= Aim =
Write out the listing below again, precisely as it is given.
-------- Working data --------
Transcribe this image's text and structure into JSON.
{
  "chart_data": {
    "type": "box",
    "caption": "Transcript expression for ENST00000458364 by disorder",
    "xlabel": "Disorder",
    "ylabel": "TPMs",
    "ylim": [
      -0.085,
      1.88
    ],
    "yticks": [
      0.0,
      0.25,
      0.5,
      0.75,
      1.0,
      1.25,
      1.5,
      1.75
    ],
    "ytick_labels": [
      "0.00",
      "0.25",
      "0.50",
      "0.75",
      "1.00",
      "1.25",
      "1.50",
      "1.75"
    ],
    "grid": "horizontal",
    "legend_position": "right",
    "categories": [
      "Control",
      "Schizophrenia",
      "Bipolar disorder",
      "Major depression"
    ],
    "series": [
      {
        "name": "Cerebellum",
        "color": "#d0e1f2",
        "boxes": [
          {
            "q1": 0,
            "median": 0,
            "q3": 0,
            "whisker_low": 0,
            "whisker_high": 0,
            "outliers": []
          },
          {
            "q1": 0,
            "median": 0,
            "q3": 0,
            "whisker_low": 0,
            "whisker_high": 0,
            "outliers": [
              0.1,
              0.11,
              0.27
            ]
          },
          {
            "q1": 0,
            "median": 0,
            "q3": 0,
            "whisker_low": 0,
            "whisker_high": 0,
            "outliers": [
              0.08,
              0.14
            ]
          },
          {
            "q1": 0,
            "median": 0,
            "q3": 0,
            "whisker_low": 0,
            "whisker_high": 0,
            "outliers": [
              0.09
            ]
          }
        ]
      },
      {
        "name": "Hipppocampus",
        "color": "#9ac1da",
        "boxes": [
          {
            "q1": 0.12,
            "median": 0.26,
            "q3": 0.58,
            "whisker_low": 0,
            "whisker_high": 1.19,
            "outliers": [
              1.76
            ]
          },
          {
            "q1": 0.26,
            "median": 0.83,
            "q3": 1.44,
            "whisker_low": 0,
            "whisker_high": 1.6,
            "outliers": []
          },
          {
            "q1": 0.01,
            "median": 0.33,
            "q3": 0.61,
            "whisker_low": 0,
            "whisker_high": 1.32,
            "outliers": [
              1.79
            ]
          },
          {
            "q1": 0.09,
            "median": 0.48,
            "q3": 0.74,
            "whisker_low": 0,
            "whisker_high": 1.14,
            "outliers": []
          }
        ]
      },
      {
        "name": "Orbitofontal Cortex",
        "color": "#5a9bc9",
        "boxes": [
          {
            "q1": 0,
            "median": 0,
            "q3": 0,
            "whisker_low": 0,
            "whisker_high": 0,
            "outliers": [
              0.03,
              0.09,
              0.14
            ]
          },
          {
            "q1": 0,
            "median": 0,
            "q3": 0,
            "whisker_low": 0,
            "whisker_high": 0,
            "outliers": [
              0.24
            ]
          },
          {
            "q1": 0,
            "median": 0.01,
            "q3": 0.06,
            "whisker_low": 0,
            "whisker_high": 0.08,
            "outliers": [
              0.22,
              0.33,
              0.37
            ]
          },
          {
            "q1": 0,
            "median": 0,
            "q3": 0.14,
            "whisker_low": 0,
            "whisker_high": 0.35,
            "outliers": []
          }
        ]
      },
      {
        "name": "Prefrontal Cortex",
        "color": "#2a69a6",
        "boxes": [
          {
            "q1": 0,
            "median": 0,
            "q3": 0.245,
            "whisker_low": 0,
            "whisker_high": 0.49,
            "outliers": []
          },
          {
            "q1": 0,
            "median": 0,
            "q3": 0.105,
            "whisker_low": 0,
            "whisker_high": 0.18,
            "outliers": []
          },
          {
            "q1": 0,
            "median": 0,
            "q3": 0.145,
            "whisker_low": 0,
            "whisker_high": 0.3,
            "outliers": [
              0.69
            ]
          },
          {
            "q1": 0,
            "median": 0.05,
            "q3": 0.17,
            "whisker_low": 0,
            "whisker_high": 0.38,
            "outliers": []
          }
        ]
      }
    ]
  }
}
--------
= Output of the task =
Transcribe this image's text and structure into JSON.
{
  "chart_data": {
    "type": "box",
    "caption": "Transcript expression for ENST00000458364 by disorder",
    "xlabel": "Disorder",
    "ylabel": "TPMs",
    "ylim": [
      -0.085,
      1.88
    ],
    "yticks": [
      0.0,
      0.25,
      0.5,
      0.75,
      1.0,
      1.25,
      1.5,
      1.75
    ],
    "ytick_labels": [
      "0.00",
      "0.25",
      "0.50",
      "0.75",
      "1.00",
      "1.25",
      "1.50",
      "1.75"
    ],
    "grid": "horizontal",
    "legend_position": "right",
    "categories": [
      "Control",
      "Schizophrenia",
      "Bipolar disorder",
      "Major depression"
    ],
    "series": [
      {
        "name": "Cerebellum",
        "color": "#d0e1f2",
        "boxes": [
          {
            "q1": 0,
            "median": 0,
            "q3": 0,
            "whisker_low": 0,
            "whisker_high": 0,
            "outliers": []
          },
          {
            "q1": 0,
            "median": 0,
            "q3": 0,
            "whisker_low": 0,
            "whisker_high": 0,
            "outliers": [
              0.1,
              0.11,
              0.27
            ]
          },
          {
            "q1": 0,
            "median": 0,
            "q3": 0,
            "whisker_low": 0,
            "whisker_high": 0,
            "outliers": [
              0.08,
              0.14
            ]
          },
          {
            "q1": 0,
            "median": 0,
            "q3": 0,
            "whisker_low": 0,
            "whisker_high": 0,
            "outliers": [
              0.09
            ]
          }
        ]
      },
      {
        "name": "Hipppocampus",
        "color": "#9ac1da",
        "boxes": [
          {
            "q1": 0.12,
            "median": 0.26,
            "q3": 0.58,
            "whisker_low": 0,
            "whisker_high": 1.19,
            "outliers": [
              1.76
            ]
          },
          {
            "q1": 0.26,
            "median": 0.83,
            "q3": 1.44,
            "whisker_low": 0,
            "whisker_high": 1.6,
            "outliers": []
          },
          {
            "q1": 0.01,
            "median": 0.33,
            "q3": 0.61,
            "whisker_low": 0,
            "whisker_high": 1.32,
            "outliers": [
              1.79
            ]
          },
          {
            "q1": 0.09,
            "median": 0.48,
            "q3": 0.74,
            "whisker_low": 0,
            "whisker_high": 1.14,
            "outliers": []
          }
        ]
      },
      {
        "name": "Orbitofontal Cortex",
        "color": "#5a9bc9",
        "boxes": [
          {
            "q1": 0,
            "median": 0,
            "q3": 0,
            "whisker_low": 0,
            "whisker_high": 0,
            "outliers": [
              0.03,
              0.09,
              0.14
            ]
          },
          {
            "q1": 0,
            "median": 0,
            "q3": 0,
            "whisker_low": 0,
            "whisker_high": 0,
            "outliers": [
              0.24
            ]
          },
          {
            "q1": 0,
            "median": 0.01,
            "q3": 0.06,
            "whisker_low": 0,
            "whisker_high": 0.08,
            "outliers": [
              0.22,
              0.33,
              0.37
            ]
          },
          {
            "q1": 0,
            "median": 0,
            "q3": 0.14,
            "whisker_low": 0,
            "whisker_high": 0.35,
            "outliers": []
          }
        ]
      },
      {
        "name": "Prefrontal Cortex",
        "color": "#2a69a6",
        "boxes": [
          {
            "q1": 0,
            "median": 0,
            "q3": 0.245,
            "whisker_low": 0,
            "whisker_high": 0.49,
            "outliers": []
          },
          {
            "q1": 0,
            "median": 0,
            "q3": 0.105,
            "whisker_low": 0,
            "whisker_high": 0.18,
            "outliers": []
          },
          {
            "q1": 0,
            "median": 0,
            "q3": 0.145,
            "whisker_low": 0,
            "whisker_high": 0.3,
            "outliers": [
              0.69
            ]
          },
          {
            "q1": 0,
            "median": 0.05,
            "q3": 0.17,
            "whisker_low": 0,
            "whisker_high": 0.38,
            "outliers": []
          }
        ]
      }
    ]
  }
}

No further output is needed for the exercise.